[Stored data]
□ □ □ □ □ □ □
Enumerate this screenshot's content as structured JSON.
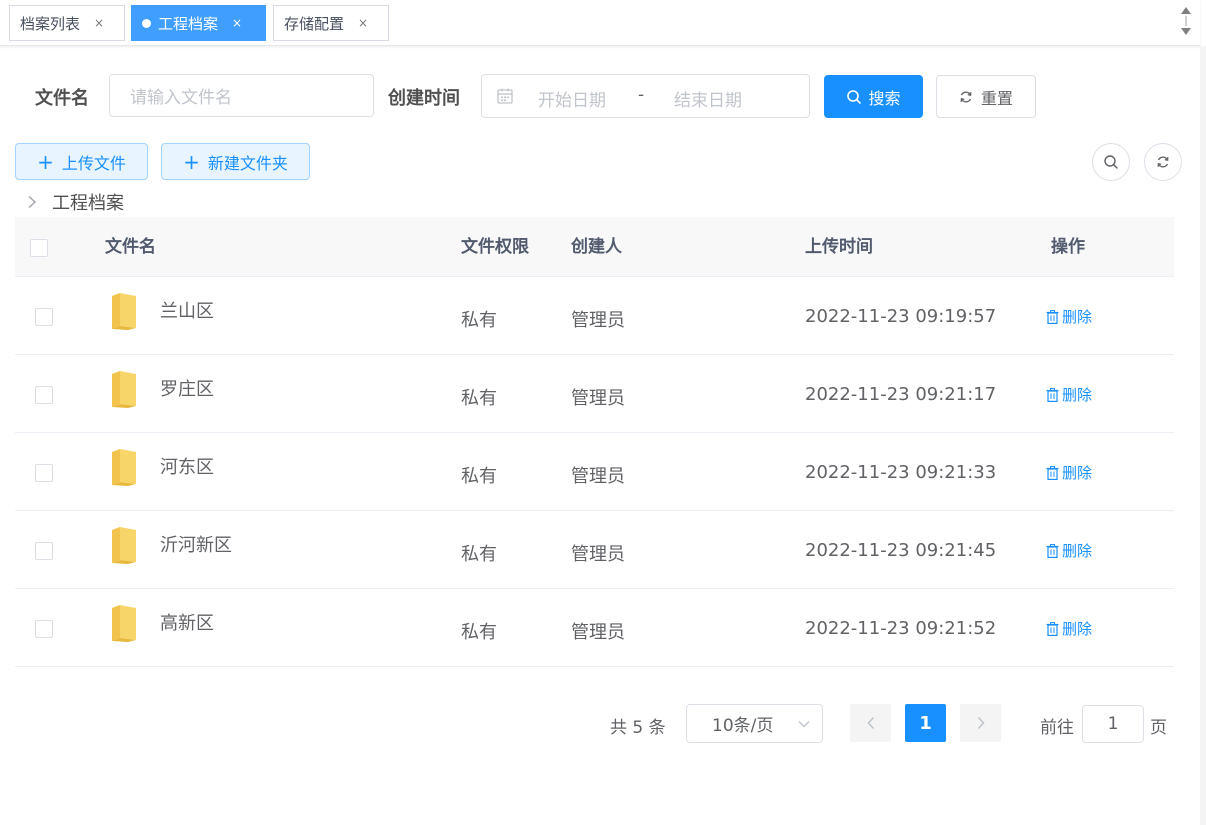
{
  "tabs": [
    {
      "label": "档案列表",
      "close": "×",
      "active": false
    },
    {
      "label": "工程档案",
      "close": "×",
      "active": true
    },
    {
      "label": "存储配置",
      "close": "×",
      "active": false
    }
  ],
  "search": {
    "file_name_label": "文件名",
    "file_name_placeholder": "请输入文件名",
    "created_time_label": "创建时间",
    "start_date_placeholder": "开始日期",
    "range_separator": "-",
    "end_date_placeholder": "结束日期",
    "search_button": "搜索",
    "reset_button": "重置"
  },
  "toolbar": {
    "upload_button": "上传文件",
    "new_folder_button": "新建文件夹"
  },
  "breadcrumb": {
    "current": "工程档案"
  },
  "table": {
    "columns": {
      "name": "文件名",
      "permission": "文件权限",
      "creator": "创建人",
      "upload_time": "上传时间",
      "actions": "操作"
    },
    "rows": [
      {
        "name": "兰山区",
        "permission": "私有",
        "creator": "管理员",
        "upload_time": "2022-11-23 09:19:57",
        "action": "删除"
      },
      {
        "name": "罗庄区",
        "permission": "私有",
        "creator": "管理员",
        "upload_time": "2022-11-23 09:21:17",
        "action": "删除"
      },
      {
        "name": "河东区",
        "permission": "私有",
        "creator": "管理员",
        "upload_time": "2022-11-23 09:21:33",
        "action": "删除"
      },
      {
        "name": "沂河新区",
        "permission": "私有",
        "creator": "管理员",
        "upload_time": "2022-11-23 09:21:45",
        "action": "删除"
      },
      {
        "name": "高新区",
        "permission": "私有",
        "creator": "管理员",
        "upload_time": "2022-11-23 09:21:52",
        "action": "删除"
      }
    ]
  },
  "pagination": {
    "total_text": "共 5 条",
    "page_size": "10条/页",
    "current_page": "1",
    "goto_prefix": "前往",
    "goto_value": "1",
    "goto_suffix": "页"
  },
  "colors": {
    "primary": "#1890ff",
    "tab_active": "#409eff",
    "folder": "#f8d568"
  }
}
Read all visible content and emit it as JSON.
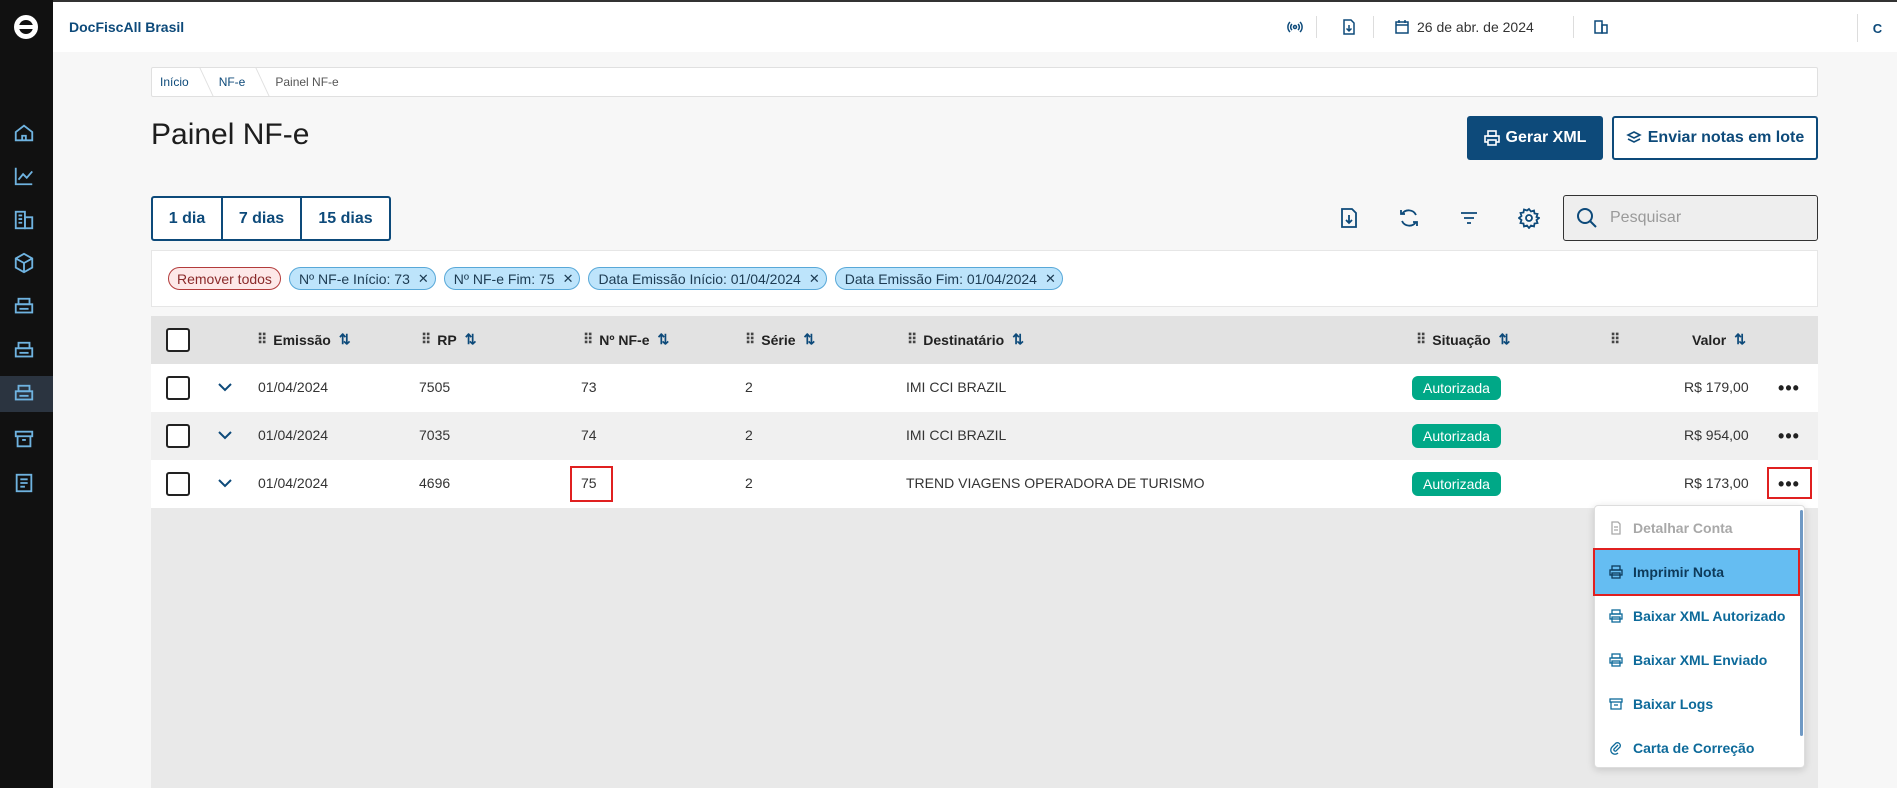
{
  "app": {
    "title": "DocFiscAll Brasil",
    "date": "26 de abr. de 2024",
    "user_initial": "C"
  },
  "breadcrumb": [
    "Início",
    "NF-e",
    "Painel NF-e"
  ],
  "page": {
    "title": "Painel NF-e"
  },
  "actions": {
    "gerar_xml": "Gerar XML",
    "enviar_lote": "Enviar notas em lote"
  },
  "periods": [
    "1 dia",
    "7 dias",
    "15 dias"
  ],
  "search": {
    "placeholder": "Pesquisar",
    "value": ""
  },
  "filters": {
    "remove_all": "Remover todos",
    "chips": [
      "Nº NF-e Início: 73",
      "Nº NF-e Fim: 75",
      "Data Emissão Início: 01/04/2024",
      "Data Emissão Fim: 01/04/2024"
    ]
  },
  "table": {
    "columns": [
      "Emissão",
      "RP",
      "Nº NF-e",
      "Série",
      "Destinatário",
      "Situação",
      "Valor"
    ],
    "rows": [
      {
        "emissao": "01/04/2024",
        "rp": "7505",
        "nfe": "73",
        "serie": "2",
        "destinatario": "IMI CCI BRAZIL",
        "situacao": "Autorizada",
        "valor": "R$ 179,00"
      },
      {
        "emissao": "01/04/2024",
        "rp": "7035",
        "nfe": "74",
        "serie": "2",
        "destinatario": "IMI CCI BRAZIL",
        "situacao": "Autorizada",
        "valor": "R$ 954,00"
      },
      {
        "emissao": "01/04/2024",
        "rp": "4696",
        "nfe": "75",
        "serie": "2",
        "destinatario": "TREND VIAGENS OPERADORA DE TURISMO",
        "situacao": "Autorizada",
        "valor": "R$ 173,00"
      }
    ]
  },
  "menu": {
    "items": [
      "Detalhar Conta",
      "Imprimir Nota",
      "Baixar XML Autorizado",
      "Baixar XML Enviado",
      "Baixar Logs",
      "Carta de Correção"
    ]
  },
  "colors": {
    "primary": "#0d4a7a",
    "success": "#00a887",
    "highlight": "#e02020",
    "menu_active": "#65bdf2"
  }
}
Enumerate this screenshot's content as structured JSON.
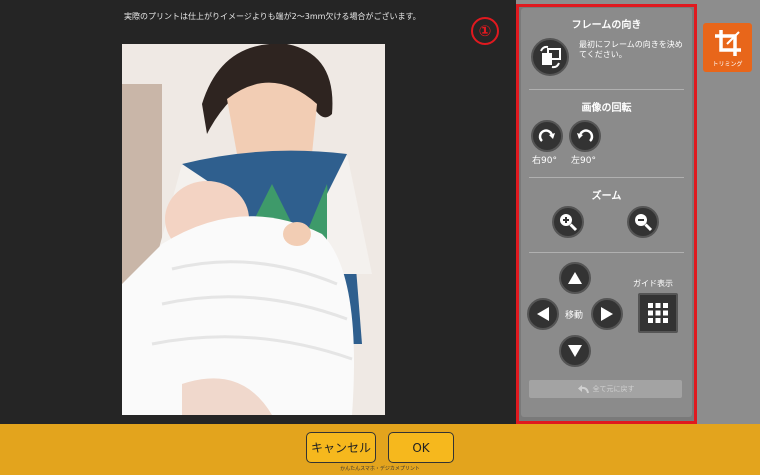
{
  "notice": "実際のプリントは仕上がりイメージよりも端が2～3mm欠ける場合がございます。",
  "marker": "①",
  "panel": {
    "orientation": {
      "title": "フレームの向き",
      "description": "最初にフレームの向きを決めてください。"
    },
    "rotation": {
      "title": "画像の回転",
      "right_label": "右90°",
      "left_label": "左90°"
    },
    "zoom": {
      "title": "ズーム"
    },
    "move": {
      "label": "移動",
      "guide_label": "ガイド表示"
    },
    "reset_label": "全て元に戻す"
  },
  "trim": {
    "label": "トリミング",
    "color": "#e8661a"
  },
  "footer": {
    "cancel_label": "キャンセル",
    "ok_label": "OK",
    "brand": "かんたんスマホ・デジカメプリント"
  },
  "colors": {
    "accent_red": "#e0191f",
    "footer_bg": "#e3a41d"
  }
}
□ □ □ □ □ □ □
> **PROMPT**: None of the pictures should appear; repeat the records exactly otherwise.

> **ANSWER TO THE PROBLEM**:
Enumerate this screenshot's content as structured JSON.
{
  "tabs": [
    {
      "label": "档案列表",
      "close": "×",
      "active": false
    },
    {
      "label": "工程档案",
      "close": "×",
      "active": true
    },
    {
      "label": "存储配置",
      "close": "×",
      "active": false
    }
  ],
  "search": {
    "file_name_label": "文件名",
    "file_name_placeholder": "请输入文件名",
    "created_time_label": "创建时间",
    "start_date_placeholder": "开始日期",
    "range_separator": "-",
    "end_date_placeholder": "结束日期",
    "search_button": "搜索",
    "reset_button": "重置"
  },
  "toolbar": {
    "upload_button": "上传文件",
    "new_folder_button": "新建文件夹"
  },
  "breadcrumb": {
    "current": "工程档案"
  },
  "table": {
    "columns": {
      "name": "文件名",
      "permission": "文件权限",
      "creator": "创建人",
      "upload_time": "上传时间",
      "actions": "操作"
    },
    "rows": [
      {
        "name": "兰山区",
        "permission": "私有",
        "creator": "管理员",
        "upload_time": "2022-11-23 09:19:57",
        "action": "删除"
      },
      {
        "name": "罗庄区",
        "permission": "私有",
        "creator": "管理员",
        "upload_time": "2022-11-23 09:21:17",
        "action": "删除"
      },
      {
        "name": "河东区",
        "permission": "私有",
        "creator": "管理员",
        "upload_time": "2022-11-23 09:21:33",
        "action": "删除"
      },
      {
        "name": "沂河新区",
        "permission": "私有",
        "creator": "管理员",
        "upload_time": "2022-11-23 09:21:45",
        "action": "删除"
      },
      {
        "name": "高新区",
        "permission": "私有",
        "creator": "管理员",
        "upload_time": "2022-11-23 09:21:52",
        "action": "删除"
      }
    ]
  },
  "pagination": {
    "total_text": "共 5 条",
    "page_size": "10条/页",
    "current_page": "1",
    "goto_prefix": "前往",
    "goto_value": "1",
    "goto_suffix": "页"
  },
  "colors": {
    "primary": "#1890ff",
    "tab_active": "#409eff",
    "folder": "#f8d568"
  }
}
Read all visible content and emit it as JSON.
{
  "app": {
    "title": "DocFiscAll Brasil",
    "date": "26 de abr. de 2024",
    "user_initial": "C"
  },
  "breadcrumb": [
    "Início",
    "NF-e",
    "Painel NF-e"
  ],
  "page": {
    "title": "Painel NF-e"
  },
  "actions": {
    "gerar_xml": "Gerar XML",
    "enviar_lote": "Enviar notas em lote"
  },
  "periods": [
    "1 dia",
    "7 dias",
    "15 dias"
  ],
  "search": {
    "placeholder": "Pesquisar",
    "value": ""
  },
  "filters": {
    "remove_all": "Remover todos",
    "chips": [
      "Nº NF-e Início: 73",
      "Nº NF-e Fim: 75",
      "Data Emissão Início: 01/04/2024",
      "Data Emissão Fim: 01/04/2024"
    ]
  },
  "table": {
    "columns": [
      "Emissão",
      "RP",
      "Nº NF-e",
      "Série",
      "Destinatário",
      "Situação",
      "Valor"
    ],
    "rows": [
      {
        "emissao": "01/04/2024",
        "rp": "7505",
        "nfe": "73",
        "serie": "2",
        "destinatario": "IMI CCI BRAZIL",
        "situacao": "Autorizada",
        "valor": "R$ 179,00"
      },
      {
        "emissao": "01/04/2024",
        "rp": "7035",
        "nfe": "74",
        "serie": "2",
        "destinatario": "IMI CCI BRAZIL",
        "situacao": "Autorizada",
        "valor": "R$ 954,00"
      },
      {
        "emissao": "01/04/2024",
        "rp": "4696",
        "nfe": "75",
        "serie": "2",
        "destinatario": "TREND VIAGENS OPERADORA DE TURISMO",
        "situacao": "Autorizada",
        "valor": "R$ 173,00"
      }
    ]
  },
  "menu": {
    "items": [
      "Detalhar Conta",
      "Imprimir Nota",
      "Baixar XML Autorizado",
      "Baixar XML Enviado",
      "Baixar Logs",
      "Carta de Correção"
    ]
  },
  "colors": {
    "primary": "#0d4a7a",
    "success": "#00a887",
    "highlight": "#e02020",
    "menu_active": "#65bdf2"
  }
}
Enumerate this screenshot's content as structured JSON.
{
  "notice": "実際のプリントは仕上がりイメージよりも端が2～3mm欠ける場合がございます。",
  "marker": "①",
  "panel": {
    "orientation": {
      "title": "フレームの向き",
      "description": "最初にフレームの向きを決めてください。"
    },
    "rotation": {
      "title": "画像の回転",
      "right_label": "右90°",
      "left_label": "左90°"
    },
    "zoom": {
      "title": "ズーム"
    },
    "move": {
      "label": "移動",
      "guide_label": "ガイド表示"
    },
    "reset_label": "全て元に戻す"
  },
  "trim": {
    "label": "トリミング",
    "color": "#e8661a"
  },
  "footer": {
    "cancel_label": "キャンセル",
    "ok_label": "OK",
    "brand": "かんたんスマホ・デジカメプリント"
  },
  "colors": {
    "accent_red": "#e0191f",
    "footer_bg": "#e3a41d"
  }
}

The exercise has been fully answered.